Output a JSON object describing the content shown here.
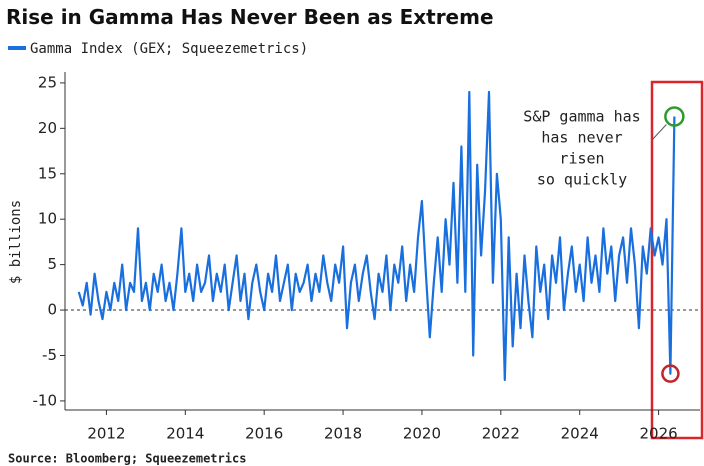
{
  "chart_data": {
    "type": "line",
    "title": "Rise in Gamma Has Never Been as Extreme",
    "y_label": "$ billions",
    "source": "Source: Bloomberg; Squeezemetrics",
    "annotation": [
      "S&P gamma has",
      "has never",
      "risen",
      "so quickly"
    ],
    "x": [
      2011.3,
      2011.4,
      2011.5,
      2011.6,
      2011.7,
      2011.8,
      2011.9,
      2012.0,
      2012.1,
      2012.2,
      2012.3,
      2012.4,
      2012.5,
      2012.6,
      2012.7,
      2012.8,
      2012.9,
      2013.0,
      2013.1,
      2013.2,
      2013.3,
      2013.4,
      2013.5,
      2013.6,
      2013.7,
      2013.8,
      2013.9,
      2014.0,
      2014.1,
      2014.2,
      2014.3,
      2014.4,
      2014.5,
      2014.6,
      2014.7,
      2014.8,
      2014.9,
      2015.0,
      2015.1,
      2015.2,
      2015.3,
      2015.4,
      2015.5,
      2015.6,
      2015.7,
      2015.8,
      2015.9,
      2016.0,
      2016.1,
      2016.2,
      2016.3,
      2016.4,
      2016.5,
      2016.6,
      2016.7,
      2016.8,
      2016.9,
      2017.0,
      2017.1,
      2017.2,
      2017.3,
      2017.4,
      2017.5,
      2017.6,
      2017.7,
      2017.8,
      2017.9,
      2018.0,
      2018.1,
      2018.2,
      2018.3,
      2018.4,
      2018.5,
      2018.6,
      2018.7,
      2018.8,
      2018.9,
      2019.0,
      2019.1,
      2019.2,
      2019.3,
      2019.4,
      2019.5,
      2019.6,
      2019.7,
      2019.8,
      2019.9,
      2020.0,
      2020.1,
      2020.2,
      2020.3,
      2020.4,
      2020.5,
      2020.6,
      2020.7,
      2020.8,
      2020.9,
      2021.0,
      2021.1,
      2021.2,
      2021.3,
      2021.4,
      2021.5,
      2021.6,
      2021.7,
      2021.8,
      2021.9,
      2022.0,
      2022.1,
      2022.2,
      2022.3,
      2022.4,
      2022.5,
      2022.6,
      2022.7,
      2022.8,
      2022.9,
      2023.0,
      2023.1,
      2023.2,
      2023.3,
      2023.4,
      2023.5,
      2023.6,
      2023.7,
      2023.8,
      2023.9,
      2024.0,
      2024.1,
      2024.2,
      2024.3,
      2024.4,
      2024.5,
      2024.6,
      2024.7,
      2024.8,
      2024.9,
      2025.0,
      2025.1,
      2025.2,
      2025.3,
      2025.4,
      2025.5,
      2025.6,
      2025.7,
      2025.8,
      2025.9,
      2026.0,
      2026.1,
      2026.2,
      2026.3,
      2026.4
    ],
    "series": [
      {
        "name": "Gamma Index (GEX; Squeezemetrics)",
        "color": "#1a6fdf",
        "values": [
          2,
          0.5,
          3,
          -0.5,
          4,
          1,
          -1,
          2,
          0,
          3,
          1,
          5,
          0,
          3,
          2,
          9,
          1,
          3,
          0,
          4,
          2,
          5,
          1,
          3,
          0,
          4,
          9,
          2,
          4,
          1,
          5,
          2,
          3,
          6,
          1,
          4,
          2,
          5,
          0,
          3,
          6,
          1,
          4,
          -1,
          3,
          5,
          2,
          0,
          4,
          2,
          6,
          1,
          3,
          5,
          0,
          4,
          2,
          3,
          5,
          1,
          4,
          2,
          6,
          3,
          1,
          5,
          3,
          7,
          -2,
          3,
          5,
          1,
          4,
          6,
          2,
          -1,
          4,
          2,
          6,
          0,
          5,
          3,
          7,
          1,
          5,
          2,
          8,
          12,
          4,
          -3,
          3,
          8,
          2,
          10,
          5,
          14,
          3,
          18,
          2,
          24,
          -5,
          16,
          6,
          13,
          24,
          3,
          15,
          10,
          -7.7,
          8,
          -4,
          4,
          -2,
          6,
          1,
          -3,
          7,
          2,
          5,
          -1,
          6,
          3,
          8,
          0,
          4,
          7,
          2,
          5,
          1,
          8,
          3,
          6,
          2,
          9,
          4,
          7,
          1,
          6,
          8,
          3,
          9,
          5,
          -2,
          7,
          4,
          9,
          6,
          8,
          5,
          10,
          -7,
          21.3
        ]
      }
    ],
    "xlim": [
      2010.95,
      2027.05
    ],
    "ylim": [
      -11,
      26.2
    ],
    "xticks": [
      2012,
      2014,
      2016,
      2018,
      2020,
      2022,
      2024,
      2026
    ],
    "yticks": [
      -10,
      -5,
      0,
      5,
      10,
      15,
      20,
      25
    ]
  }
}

■ ■ ■

SET PROBLEM> Scan the data above; copy every line where "Squeezemetrics" appears.

OUTPUT OF THE TASK>
    "source": "Source: Bloomberg; Squeezemetrics",
        "name": "Gamma Index (GEX; Squeezemetrics)",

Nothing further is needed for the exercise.